Objective: Copy out every line that contains "field".

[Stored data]
════════════════
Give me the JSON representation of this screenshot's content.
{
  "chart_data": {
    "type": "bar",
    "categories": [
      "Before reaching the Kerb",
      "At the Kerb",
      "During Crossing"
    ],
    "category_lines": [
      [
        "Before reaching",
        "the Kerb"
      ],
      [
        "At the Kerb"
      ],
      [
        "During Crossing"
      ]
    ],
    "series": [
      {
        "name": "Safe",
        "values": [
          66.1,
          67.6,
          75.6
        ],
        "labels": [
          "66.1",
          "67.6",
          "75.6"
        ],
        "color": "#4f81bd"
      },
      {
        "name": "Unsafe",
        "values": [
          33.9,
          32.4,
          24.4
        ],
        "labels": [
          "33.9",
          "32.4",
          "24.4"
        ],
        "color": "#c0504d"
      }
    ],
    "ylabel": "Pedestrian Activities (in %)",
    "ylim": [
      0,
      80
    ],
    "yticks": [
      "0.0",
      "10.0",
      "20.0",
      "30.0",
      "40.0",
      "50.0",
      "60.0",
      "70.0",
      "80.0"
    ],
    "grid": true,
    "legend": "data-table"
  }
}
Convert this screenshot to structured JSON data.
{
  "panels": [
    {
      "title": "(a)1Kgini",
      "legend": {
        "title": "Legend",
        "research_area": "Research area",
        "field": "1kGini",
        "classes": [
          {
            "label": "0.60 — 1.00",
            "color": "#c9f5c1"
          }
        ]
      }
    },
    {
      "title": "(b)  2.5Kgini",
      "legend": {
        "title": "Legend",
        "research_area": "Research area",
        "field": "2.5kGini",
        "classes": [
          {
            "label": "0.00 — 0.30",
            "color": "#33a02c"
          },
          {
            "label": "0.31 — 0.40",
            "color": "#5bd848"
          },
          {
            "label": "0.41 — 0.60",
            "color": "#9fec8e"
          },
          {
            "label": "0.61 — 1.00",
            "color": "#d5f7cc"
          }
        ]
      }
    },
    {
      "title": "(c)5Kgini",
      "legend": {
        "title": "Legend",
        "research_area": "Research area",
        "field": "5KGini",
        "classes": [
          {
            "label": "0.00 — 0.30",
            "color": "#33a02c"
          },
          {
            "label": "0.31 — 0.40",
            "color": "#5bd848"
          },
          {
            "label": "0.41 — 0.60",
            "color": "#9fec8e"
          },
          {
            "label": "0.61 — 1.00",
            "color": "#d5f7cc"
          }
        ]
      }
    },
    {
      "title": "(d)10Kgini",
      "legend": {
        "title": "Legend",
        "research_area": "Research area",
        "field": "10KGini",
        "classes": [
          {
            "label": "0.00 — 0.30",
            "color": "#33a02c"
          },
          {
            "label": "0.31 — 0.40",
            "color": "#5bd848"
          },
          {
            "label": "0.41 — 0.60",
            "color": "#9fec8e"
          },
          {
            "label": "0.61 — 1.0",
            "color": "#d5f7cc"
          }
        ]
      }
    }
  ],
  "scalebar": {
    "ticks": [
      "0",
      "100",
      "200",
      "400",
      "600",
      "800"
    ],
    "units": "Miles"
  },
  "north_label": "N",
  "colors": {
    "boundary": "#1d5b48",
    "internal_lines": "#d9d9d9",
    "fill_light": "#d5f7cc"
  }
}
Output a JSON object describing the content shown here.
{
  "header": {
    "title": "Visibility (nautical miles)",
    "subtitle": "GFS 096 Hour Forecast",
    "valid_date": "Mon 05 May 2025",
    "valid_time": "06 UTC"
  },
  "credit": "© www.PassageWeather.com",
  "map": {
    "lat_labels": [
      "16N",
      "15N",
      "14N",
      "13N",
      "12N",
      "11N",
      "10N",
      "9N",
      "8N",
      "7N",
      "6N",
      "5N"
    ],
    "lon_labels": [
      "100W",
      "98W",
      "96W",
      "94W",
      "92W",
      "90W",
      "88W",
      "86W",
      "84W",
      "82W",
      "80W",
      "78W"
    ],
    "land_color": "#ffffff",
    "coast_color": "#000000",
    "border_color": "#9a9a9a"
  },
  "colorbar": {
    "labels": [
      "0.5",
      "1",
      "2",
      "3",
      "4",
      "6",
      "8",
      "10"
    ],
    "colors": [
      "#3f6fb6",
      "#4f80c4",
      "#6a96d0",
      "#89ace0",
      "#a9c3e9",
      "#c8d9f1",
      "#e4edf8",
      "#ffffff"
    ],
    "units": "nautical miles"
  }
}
════════════════
Result for this task:
        "field": "1kGini",
        "field": "2.5kGini",
        "field": "5KGini",
        "field": "10KGini",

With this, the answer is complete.